This package contains Ælfred2, an enhanced SAX2-compatible version of the Ælfred non-validating XML parser, and a validating SAX2 parser using that as its core. Use them like any other SAX2 parsers.

Some of the documentation below was modified from the original Ælfred README.txt file. All of it has been updated.

About Ælfred

Ælfred is a Java-based XML parser originally from Microstar Software Limited (no longer in existence) and more or less placed into the public domain. (There was also a licence statement, effectively "Open Source", which would seem to be inapplicable for public domain content.)

Design Principles

In most Java applets and applications, XML should not be the central feature; instead, XML is the means to another end, such as loading configuration information, reading meta-data, or parsing transactions.

When an XML parser is only a single component of a much larger program, it cannot be large, slow, or resource-intensive. With Java applets, in particular, code size is a significant issue. The standard modem is still not operating at 56 Kbaud, or sometimes even with data compression. Assuming an uncompressed 28.8 Kbaud modem, only about 3 KBytes can be downloaded in one second; compression often doubles that speed, but a V.90 modem may not provide another doubling. When used with embedded processors, similar size concerns apply.

Ælfred is designed for easy and efficient use over the Internet, based on the following principles:

  1. Ælfred must be as small as possible, so that it doesn't add too much to an applet's download time.
  2. Ælfred must use as few class files as possible, to minimize the number of HTTP connections necessary. (The use of JAR files has made this be less of a concern.)
  3. Ælfred must be compatible with most or all Java implementations and platforms. (Write once, run anywhere.)
  4. Ælfred must use as little memory as possible, so that it does not take away resources from the rest of your program. (It doesn't force you to use DOM or a similar costly data structure API.)
  5. Ælfred must run as fast as possible, so that it does not slow down the rest of your program.
  6. Ælfred must produce correct output for well-formed and valid documents, but need not reject every document that is not valid or not well-formed. (In this revision, correctness was a bigger concern than in the original version; and a validation option is available.)
  7. Ælfred must provide full internationalization from the first release. (Its current weakness there is that it doesn't handle very many encodings beyond the absolute minimum.)

As you can see from this list, Ælfred is designed for production use, but neither validation nor perfect conformance was a requirement. Good validating parsers exist, including one in this package, and you should use them as appropriate. (See conformance reviews available at http://www.xml.com)

One of the main goals of this revision was to significantly improve conformance, while not significantly affecting the other goals stated above. Since the primary use of this parser is with SAX, some classes could be removed, and so the overall size of Ælfred was actually reduced. Subsequent performance work produced a notable speedup (over twenty percent on larger files). That is, the tradeoffs between speed, size, and conformance were re-targeted towards conformance and support of newer APIs (SAX2), with a a positive performance impact.
□ □ □
▶ **THE TASK**
Say whether each statement agrees with the text on the Ælfred XML parser, answering yes or no and quoting the words of the text that decide it. (a) Ælfred must reject every document that is not well-formed. (b) The revision made Ælfred smaller overall. (c) Ælfred handles many encodings beyond the absolute minimum.

▶ **INFORMATION SHOWN**
□ □ □
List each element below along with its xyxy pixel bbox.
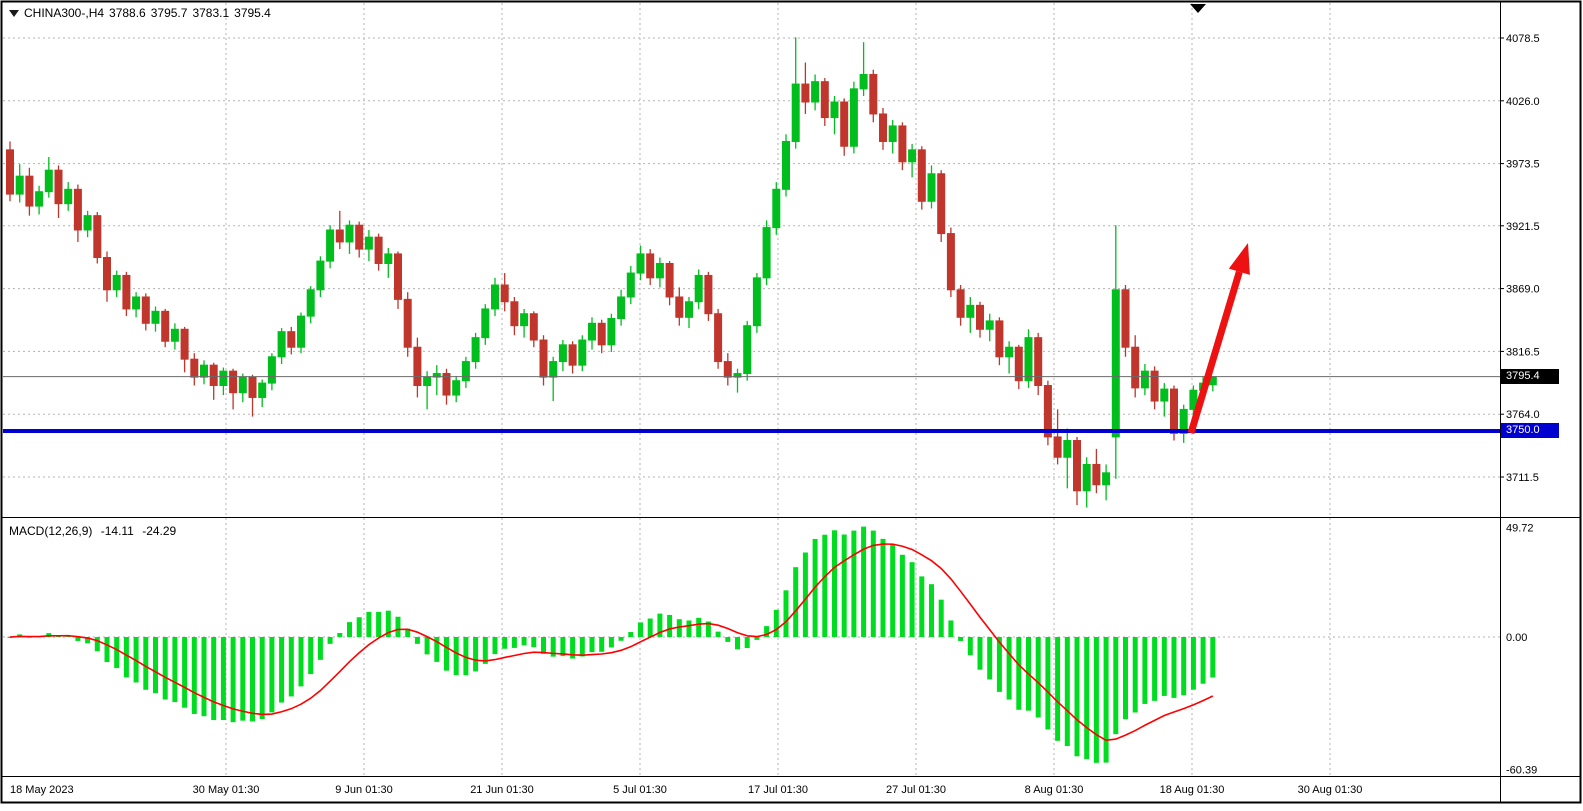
□ □ □
▶ **THE RESULT**
(a) No: "need not reject every document that is not valid or not well-formed"
(b) Yes: "the overall size of Ælfred was actually reduced"
(c) No: "it doesn't handle very many encodings beyond the absolute minimum"